TASK OBJECTIVE:
Repeat each line word for word.

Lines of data
════

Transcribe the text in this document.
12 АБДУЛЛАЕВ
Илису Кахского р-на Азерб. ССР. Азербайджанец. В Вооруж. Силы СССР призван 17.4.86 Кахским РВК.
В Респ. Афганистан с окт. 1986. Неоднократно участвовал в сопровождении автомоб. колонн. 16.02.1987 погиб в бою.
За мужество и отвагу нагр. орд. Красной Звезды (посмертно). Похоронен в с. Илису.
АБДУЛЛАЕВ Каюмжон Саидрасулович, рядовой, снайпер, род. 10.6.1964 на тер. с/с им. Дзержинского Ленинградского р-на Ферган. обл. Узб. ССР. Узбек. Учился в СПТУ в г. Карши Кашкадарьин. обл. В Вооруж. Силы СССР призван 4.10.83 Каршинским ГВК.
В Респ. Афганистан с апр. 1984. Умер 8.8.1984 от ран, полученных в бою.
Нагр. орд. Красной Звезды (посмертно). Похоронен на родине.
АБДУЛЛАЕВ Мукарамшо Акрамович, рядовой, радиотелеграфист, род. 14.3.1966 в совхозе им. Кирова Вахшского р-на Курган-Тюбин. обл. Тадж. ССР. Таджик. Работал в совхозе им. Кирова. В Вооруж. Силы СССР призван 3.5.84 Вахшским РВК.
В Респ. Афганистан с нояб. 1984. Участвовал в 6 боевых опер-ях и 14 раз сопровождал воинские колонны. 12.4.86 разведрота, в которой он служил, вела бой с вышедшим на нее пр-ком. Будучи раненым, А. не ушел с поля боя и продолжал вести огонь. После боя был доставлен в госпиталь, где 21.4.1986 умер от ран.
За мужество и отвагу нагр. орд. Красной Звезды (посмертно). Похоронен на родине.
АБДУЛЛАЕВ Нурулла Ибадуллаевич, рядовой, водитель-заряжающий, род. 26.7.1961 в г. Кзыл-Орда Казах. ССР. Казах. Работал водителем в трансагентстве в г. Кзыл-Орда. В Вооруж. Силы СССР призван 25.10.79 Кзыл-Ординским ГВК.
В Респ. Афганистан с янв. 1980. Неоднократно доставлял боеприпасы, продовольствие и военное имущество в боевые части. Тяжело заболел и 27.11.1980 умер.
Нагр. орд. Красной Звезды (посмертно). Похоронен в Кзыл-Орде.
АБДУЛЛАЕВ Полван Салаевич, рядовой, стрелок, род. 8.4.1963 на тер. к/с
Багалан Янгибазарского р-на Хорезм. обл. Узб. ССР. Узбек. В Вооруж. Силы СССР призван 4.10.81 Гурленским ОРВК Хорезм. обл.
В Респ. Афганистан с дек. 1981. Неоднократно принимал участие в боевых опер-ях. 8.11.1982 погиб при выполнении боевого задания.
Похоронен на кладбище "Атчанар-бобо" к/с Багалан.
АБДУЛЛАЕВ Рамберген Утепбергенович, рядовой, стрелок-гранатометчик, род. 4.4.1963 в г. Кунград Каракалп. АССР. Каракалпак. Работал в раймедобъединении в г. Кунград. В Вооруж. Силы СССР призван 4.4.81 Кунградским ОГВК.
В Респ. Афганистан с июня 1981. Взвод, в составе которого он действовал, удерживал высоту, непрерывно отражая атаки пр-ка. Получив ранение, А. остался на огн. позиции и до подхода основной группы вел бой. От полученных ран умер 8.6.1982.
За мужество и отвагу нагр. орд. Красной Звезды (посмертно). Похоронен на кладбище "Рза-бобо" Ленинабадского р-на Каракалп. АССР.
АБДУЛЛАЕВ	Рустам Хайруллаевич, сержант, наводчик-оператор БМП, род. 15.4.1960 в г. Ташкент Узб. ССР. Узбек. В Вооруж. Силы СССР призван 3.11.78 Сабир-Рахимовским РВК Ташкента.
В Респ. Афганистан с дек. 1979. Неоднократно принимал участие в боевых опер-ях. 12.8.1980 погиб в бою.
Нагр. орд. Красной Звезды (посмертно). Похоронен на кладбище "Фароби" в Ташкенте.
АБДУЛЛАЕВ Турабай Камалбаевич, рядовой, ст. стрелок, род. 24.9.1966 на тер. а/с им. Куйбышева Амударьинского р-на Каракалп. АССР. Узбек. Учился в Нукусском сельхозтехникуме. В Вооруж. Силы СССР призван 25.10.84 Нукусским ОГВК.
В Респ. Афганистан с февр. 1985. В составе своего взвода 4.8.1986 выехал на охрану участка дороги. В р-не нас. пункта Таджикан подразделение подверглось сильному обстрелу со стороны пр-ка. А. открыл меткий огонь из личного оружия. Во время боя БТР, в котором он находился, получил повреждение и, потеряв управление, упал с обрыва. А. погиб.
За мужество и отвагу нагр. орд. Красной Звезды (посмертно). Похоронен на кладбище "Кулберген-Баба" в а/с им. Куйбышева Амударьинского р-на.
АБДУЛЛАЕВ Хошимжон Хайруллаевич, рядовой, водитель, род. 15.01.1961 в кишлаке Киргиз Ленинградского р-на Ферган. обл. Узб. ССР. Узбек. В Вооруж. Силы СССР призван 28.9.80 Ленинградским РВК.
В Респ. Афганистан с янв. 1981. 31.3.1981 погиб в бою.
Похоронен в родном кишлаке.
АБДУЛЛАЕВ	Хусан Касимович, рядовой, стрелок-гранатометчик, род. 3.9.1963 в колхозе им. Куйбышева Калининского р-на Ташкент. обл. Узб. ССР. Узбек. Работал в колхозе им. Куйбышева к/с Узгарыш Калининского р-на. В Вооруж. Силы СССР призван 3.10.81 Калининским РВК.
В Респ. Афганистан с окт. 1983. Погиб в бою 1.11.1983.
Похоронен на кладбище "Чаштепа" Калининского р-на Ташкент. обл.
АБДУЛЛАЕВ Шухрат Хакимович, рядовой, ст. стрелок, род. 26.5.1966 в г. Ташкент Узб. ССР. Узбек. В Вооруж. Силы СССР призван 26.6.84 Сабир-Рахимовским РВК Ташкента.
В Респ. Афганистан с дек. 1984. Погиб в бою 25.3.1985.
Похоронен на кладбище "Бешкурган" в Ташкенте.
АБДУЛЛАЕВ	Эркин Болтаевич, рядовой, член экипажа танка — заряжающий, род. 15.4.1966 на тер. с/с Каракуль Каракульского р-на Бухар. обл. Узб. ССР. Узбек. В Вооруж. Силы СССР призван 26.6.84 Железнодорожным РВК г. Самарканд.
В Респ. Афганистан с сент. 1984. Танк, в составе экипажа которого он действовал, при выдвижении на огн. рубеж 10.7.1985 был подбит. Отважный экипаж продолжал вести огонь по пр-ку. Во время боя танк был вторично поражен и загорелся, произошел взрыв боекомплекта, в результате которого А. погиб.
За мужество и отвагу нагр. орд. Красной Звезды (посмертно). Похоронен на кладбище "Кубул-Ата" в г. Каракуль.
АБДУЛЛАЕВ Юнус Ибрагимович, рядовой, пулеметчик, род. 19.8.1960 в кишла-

════

SOLUTION FOR THIS TASK:
Transcribe the text in this document.
12 АБДУЛЛАЕВ
Илису Кахского р-на Азерб. ССР. Азербайджанец. В Вооруж. Силы СССР призван 17.4.86 Кахским РВК.
В Респ. Афганистан с окт. 1986. Неоднократно участвовал в сопровождении автомоб. колонн. 16.02.1987 погиб в бою.
За мужество и отвагу нагр. орд. Красной Звезды (посмертно). Похоронен в с. Илису.
АБДУЛЛАЕВ Каюмжон Саидрасулович, рядовой, снайпер, род. 10.6.1964 на тер. с/с им. Дзержинского Ленинградского р-на Ферган. обл. Узб. ССР. Узбек. Учился в СПТУ в г. Карши Кашкадарьин. обл. В Вооруж. Силы СССР призван 4.10.83 Каршинским ГВК.
В Респ. Афганистан с апр. 1984. Умер 8.8.1984 от ран, полученных в бою.
Нагр. орд. Красной Звезды (посмертно). Похоронен на родине.
АБДУЛЛАЕВ Мукарамшо Акрамович, рядовой, радиотелеграфист, род. 14.3.1966 в совхозе им. Кирова Вахшского р-на Курган-Тюбин. обл. Тадж. ССР. Таджик. Работал в совхозе им. Кирова. В Вооруж. Силы СССР призван 3.5.84 Вахшским РВК.
В Респ. Афганистан с нояб. 1984. Участвовал в 6 боевых опер-ях и 14 раз сопровождал воинские колонны. 12.4.86 разведрота, в которой он служил, вела бой с вышедшим на нее пр-ком. Будучи раненым, А. не ушел с поля боя и продолжал вести огонь. После боя был доставлен в госпиталь, где 21.4.1986 умер от ран.
За мужество и отвагу нагр. орд. Красной Звезды (посмертно). Похоронен на родине.
АБДУЛЛАЕВ Нурулла Ибадуллаевич, рядовой, водитель-заряжающий, род. 26.7.1961 в г. Кзыл-Орда Казах. ССР. Казах. Работал водителем в трансагентстве в г. Кзыл-Орда. В Вооруж. Силы СССР призван 25.10.79 Кзыл-Ординским ГВК.
В Респ. Афганистан с янв. 1980. Неоднократно доставлял боеприпасы, продовольствие и военное имущество в боевые части. Тяжело заболел и 27.11.1980 умер.
Нагр. орд. Красной Звезды (посмертно). Похоронен в Кзыл-Орде.
АБДУЛЛАЕВ Полван Салаевич, рядовой, стрелок, род. 8.4.1963 на тер. к/с
Багалан Янгибазарского р-на Хорезм. обл. Узб. ССР. Узбек. В Вооруж. Силы СССР призван 4.10.81 Гурленским ОРВК Хорезм. обл.
В Респ. Афганистан с дек. 1981. Неоднократно принимал участие в боевых опер-ях. 8.11.1982 погиб при выполнении боевого задания.
Похоронен на кладбище "Атчанар-бобо" к/с Багалан.
АБДУЛЛАЕВ Рамберген Утепбергенович, рядовой, стрелок-гранатометчик, род. 4.4.1963 в г. Кунград Каракалп. АССР. Каракалпак. Работал в раймедобъединении в г. Кунград. В Вооруж. Силы СССР призван 4.4.81 Кунградским ОГВК.
В Респ. Афганистан с июня 1981. Взвод, в составе которого он действовал, удерживал высоту, непрерывно отражая атаки пр-ка. Получив ранение, А. остался на огн. позиции и до подхода основной группы вел бой. От полученных ран умер 8.6.1982.
За мужество и отвагу нагр. орд. Красной Звезды (посмертно). Похоронен на кладбище "Рза-бобо" Ленинабадского р-на Каракалп. АССР.
АБДУЛЛАЕВ	Рустам Хайруллаевич, сержант, наводчик-оператор БМП, род. 15.4.1960 в г. Ташкент Узб. ССР. Узбек. В Вооруж. Силы СССР призван 3.11.78 Сабир-Рахимовским РВК Ташкента.
В Респ. Афганистан с дек. 1979. Неоднократно принимал участие в боевых опер-ях. 12.8.1980 погиб в бою.
Нагр. орд. Красной Звезды (посмертно). Похоронен на кладбище "Фароби" в Ташкенте.
АБДУЛЛАЕВ Турабай Камалбаевич, рядовой, ст. стрелок, род. 24.9.1966 на тер. а/с им. Куйбышева Амударьинского р-на Каракалп. АССР. Узбек. Учился в Нукусском сельхозтехникуме. В Вооруж. Силы СССР призван 25.10.84 Нукусским ОГВК.
В Респ. Афганистан с февр. 1985. В составе своего взвода 4.8.1986 выехал на охрану участка дороги. В р-не нас. пункта Таджикан подразделение подверглось сильному обстрелу со стороны пр-ка. А. открыл меткий огонь из личного оружия. Во время боя БТР, в котором он находился, получил повреждение и, потеряв управление, упал с обрыва. А. погиб.
За мужество и отвагу нагр. орд. Красной Звезды (посмертно). Похоронен на кладбище "Кулберген-Баба" в а/с им. Куйбышева Амударьинского р-на.
АБДУЛЛАЕВ Хошимжон Хайруллаевич, рядовой, водитель, род. 15.01.1961 в кишлаке Киргиз Ленинградского р-на Ферган. обл. Узб. ССР. Узбек. В Вооруж. Силы СССР призван 28.9.80 Ленинградским РВК.
В Респ. Афганистан с янв. 1981. 31.3.1981 погиб в бою.
Похоронен в родном кишлаке.
АБДУЛЛАЕВ	Хусан Касимович, рядовой, стрелок-гранатометчик, род. 3.9.1963 в колхозе им. Куйбышева Калининского р-на Ташкент. обл. Узб. ССР. Узбек. Работал в колхозе им. Куйбышева к/с Узгарыш Калининского р-на. В Вооруж. Силы СССР призван 3.10.81 Калининским РВК.
В Респ. Афганистан с окт. 1983. Погиб в бою 1.11.1983.
Похоронен на кладбище "Чаштепа" Калининского р-на Ташкент. обл.
АБДУЛЛАЕВ Шухрат Хакимович, рядовой, ст. стрелок, род. 26.5.1966 в г. Ташкент Узб. ССР. Узбек. В Вооруж. Силы СССР призван 26.6.84 Сабир-Рахимовским РВК Ташкента.
В Респ. Афганистан с дек. 1984. Погиб в бою 25.3.1985.
Похоронен на кладбище "Бешкурган" в Ташкенте.
АБДУЛЛАЕВ	Эркин Болтаевич, рядовой, член экипажа танка — заряжающий, род. 15.4.1966 на тер. с/с Каракуль Каракульского р-на Бухар. обл. Узб. ССР. Узбек. В Вооруж. Силы СССР призван 26.6.84 Железнодорожным РВК г. Самарканд.
В Респ. Афганистан с сент. 1984. Танк, в составе экипажа которого он действовал, при выдвижении на огн. рубеж 10.7.1985 был подбит. Отважный экипаж продолжал вести огонь по пр-ку. Во время боя танк был вторично поражен и загорелся, произошел взрыв боекомплекта, в результате которого А. погиб.
За мужество и отвагу нагр. орд. Красной Звезды (посмертно). Похоронен на кладбище "Кубул-Ата" в г. Каракуль.
АБДУЛЛАЕВ Юнус Ибрагимович, рядовой, пулеметчик, род. 19.8.1960 в кишла-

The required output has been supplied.